Retype every entry in its entirety, without alteration.

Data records

★ ★ ★ ★

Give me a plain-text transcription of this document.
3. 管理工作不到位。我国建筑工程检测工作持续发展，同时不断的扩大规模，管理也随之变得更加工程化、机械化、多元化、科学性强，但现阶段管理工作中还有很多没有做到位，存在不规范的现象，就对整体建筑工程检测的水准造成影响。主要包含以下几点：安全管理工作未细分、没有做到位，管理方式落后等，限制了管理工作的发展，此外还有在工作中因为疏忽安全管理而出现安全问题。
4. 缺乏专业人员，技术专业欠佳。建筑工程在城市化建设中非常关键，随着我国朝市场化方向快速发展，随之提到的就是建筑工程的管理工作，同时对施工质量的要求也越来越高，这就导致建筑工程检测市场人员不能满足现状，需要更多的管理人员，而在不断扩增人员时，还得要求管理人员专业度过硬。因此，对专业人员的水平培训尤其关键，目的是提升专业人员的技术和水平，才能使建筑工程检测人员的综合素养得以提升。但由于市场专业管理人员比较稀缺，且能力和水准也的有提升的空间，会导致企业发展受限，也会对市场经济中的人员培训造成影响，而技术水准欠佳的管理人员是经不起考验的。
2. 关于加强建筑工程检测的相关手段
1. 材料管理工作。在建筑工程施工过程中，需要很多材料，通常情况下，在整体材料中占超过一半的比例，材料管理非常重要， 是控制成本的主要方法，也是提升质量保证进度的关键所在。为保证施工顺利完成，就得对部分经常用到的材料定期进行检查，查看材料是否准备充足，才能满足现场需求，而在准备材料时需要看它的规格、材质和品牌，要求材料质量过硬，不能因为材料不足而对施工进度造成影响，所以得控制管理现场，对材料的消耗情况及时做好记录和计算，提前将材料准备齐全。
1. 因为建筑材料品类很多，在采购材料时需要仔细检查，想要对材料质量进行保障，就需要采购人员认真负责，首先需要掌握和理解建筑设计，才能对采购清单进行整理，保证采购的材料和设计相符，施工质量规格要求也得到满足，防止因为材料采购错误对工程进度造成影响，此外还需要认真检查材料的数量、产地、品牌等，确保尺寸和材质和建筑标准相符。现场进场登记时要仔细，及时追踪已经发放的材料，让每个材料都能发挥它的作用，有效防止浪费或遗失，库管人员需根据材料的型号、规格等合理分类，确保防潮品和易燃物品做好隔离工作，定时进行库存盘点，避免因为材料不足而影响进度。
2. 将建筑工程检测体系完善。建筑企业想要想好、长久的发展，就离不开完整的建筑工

★ ★ ★ ★

### THE RESULT
Give me a plain-text transcription of this document.
3. 管理工作不到位。我国建筑工程检测工作持续发展，同时不断的扩大规模，管理也随之变得更加工程化、机械化、多元化、科学性强，但现阶段管理工作中还有很多没有做到位，存在不规范的现象，就对整体建筑工程检测的水准造成影响。主要包含以下几点：安全管理工作未细分、没有做到位，管理方式落后等，限制了管理工作的发展，此外还有在工作中因为疏忽安全管理而出现安全问题。
4. 缺乏专业人员，技术专业欠佳。建筑工程在城市化建设中非常关键，随着我国朝市场化方向快速发展，随之提到的就是建筑工程的管理工作，同时对施工质量的要求也越来越高，这就导致建筑工程检测市场人员不能满足现状，需要更多的管理人员，而在不断扩增人员时，还得要求管理人员专业度过硬。因此，对专业人员的水平培训尤其关键，目的是提升专业人员的技术和水平，才能使建筑工程检测人员的综合素养得以提升。但由于市场专业管理人员比较稀缺，且能力和水准也的有提升的空间，会导致企业发展受限，也会对市场经济中的人员培训造成影响，而技术水准欠佳的管理人员是经不起考验的。
2. 关于加强建筑工程检测的相关手段
1. 材料管理工作。在建筑工程施工过程中，需要很多材料，通常情况下，在整体材料中占超过一半的比例，材料管理非常重要， 是控制成本的主要方法，也是提升质量保证进度的关键所在。为保证施工顺利完成，就得对部分经常用到的材料定期进行检查，查看材料是否准备充足，才能满足现场需求，而在准备材料时需要看它的规格、材质和品牌，要求材料质量过硬，不能因为材料不足而对施工进度造成影响，所以得控制管理现场，对材料的消耗情况及时做好记录和计算，提前将材料准备齐全。
1. 因为建筑材料品类很多，在采购材料时需要仔细检查，想要对材料质量进行保障，就需要采购人员认真负责，首先需要掌握和理解建筑设计，才能对采购清单进行整理，保证采购的材料和设计相符，施工质量规格要求也得到满足，防止因为材料采购错误对工程进度造成影响，此外还需要认真检查材料的数量、产地、品牌等，确保尺寸和材质和建筑标准相符。现场进场登记时要仔细，及时追踪已经发放的材料，让每个材料都能发挥它的作用，有效防止浪费或遗失，库管人员需根据材料的型号、规格等合理分类，确保防潮品和易燃物品做好隔离工作，定时进行库存盘点，避免因为材料不足而影响进度。
2. 将建筑工程检测体系完善。建筑企业想要想好、长久的发展，就离不开完整的建筑工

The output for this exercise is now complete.